* **DIRECTIVE**:
Write out the listing below without alteration, omitting its pictures.

Stored data

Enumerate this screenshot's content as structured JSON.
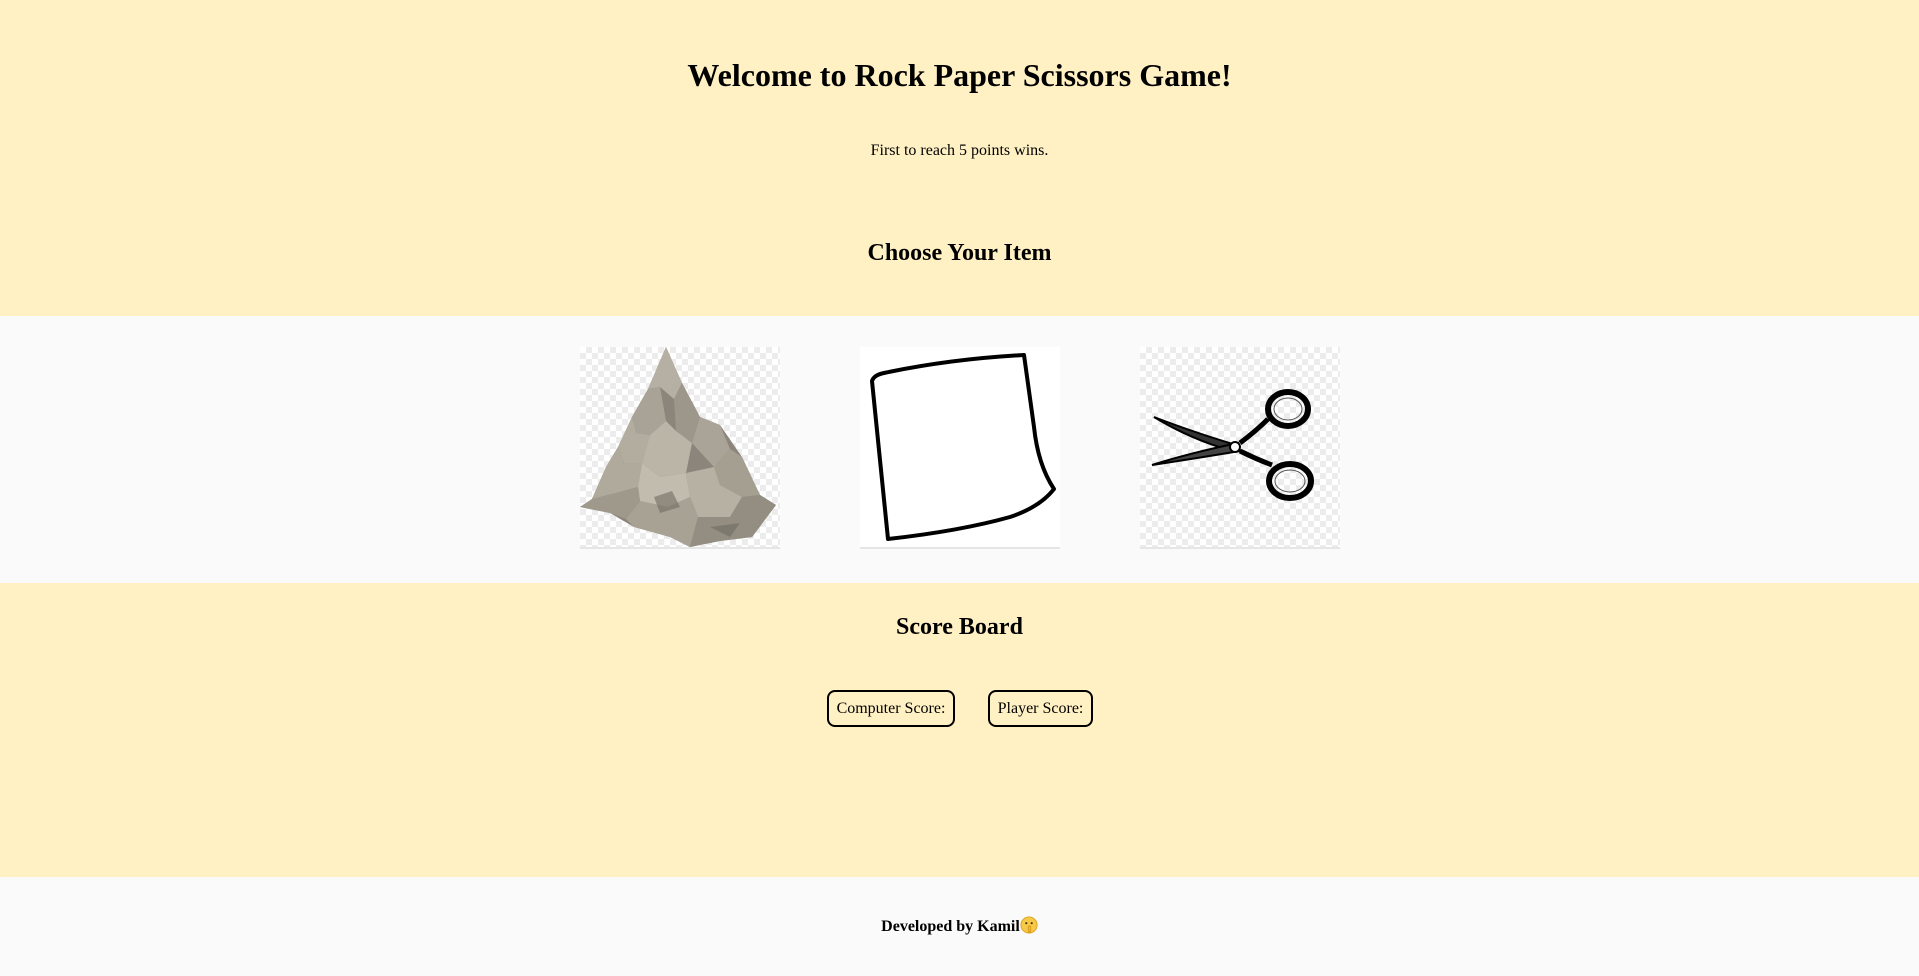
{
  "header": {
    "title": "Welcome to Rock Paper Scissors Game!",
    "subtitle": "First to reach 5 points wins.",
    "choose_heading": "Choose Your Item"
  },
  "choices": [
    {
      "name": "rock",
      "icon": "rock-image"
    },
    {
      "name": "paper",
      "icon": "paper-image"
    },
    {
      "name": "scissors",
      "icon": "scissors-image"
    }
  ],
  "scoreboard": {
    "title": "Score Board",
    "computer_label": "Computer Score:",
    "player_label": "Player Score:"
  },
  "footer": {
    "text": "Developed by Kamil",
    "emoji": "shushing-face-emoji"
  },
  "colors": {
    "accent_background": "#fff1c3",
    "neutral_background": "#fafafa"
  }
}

* **EXPECTED ANSWER**:
Enumerate this screenshot's content as structured JSON.
{
  "header": {
    "title": "Welcome to Rock Paper Scissors Game!",
    "subtitle": "First to reach 5 points wins.",
    "choose_heading": "Choose Your Item"
  },
  "choices": [
    {
      "name": "rock",
      "icon": "rock-image"
    },
    {
      "name": "paper",
      "icon": "paper-image"
    },
    {
      "name": "scissors",
      "icon": "scissors-image"
    }
  ],
  "scoreboard": {
    "title": "Score Board",
    "computer_label": "Computer Score:",
    "player_label": "Player Score:"
  },
  "footer": {
    "text": "Developed by Kamil",
    "emoji": "shushing-face-emoji"
  },
  "colors": {
    "accent_background": "#fff1c3",
    "neutral_background": "#fafafa"
  }
}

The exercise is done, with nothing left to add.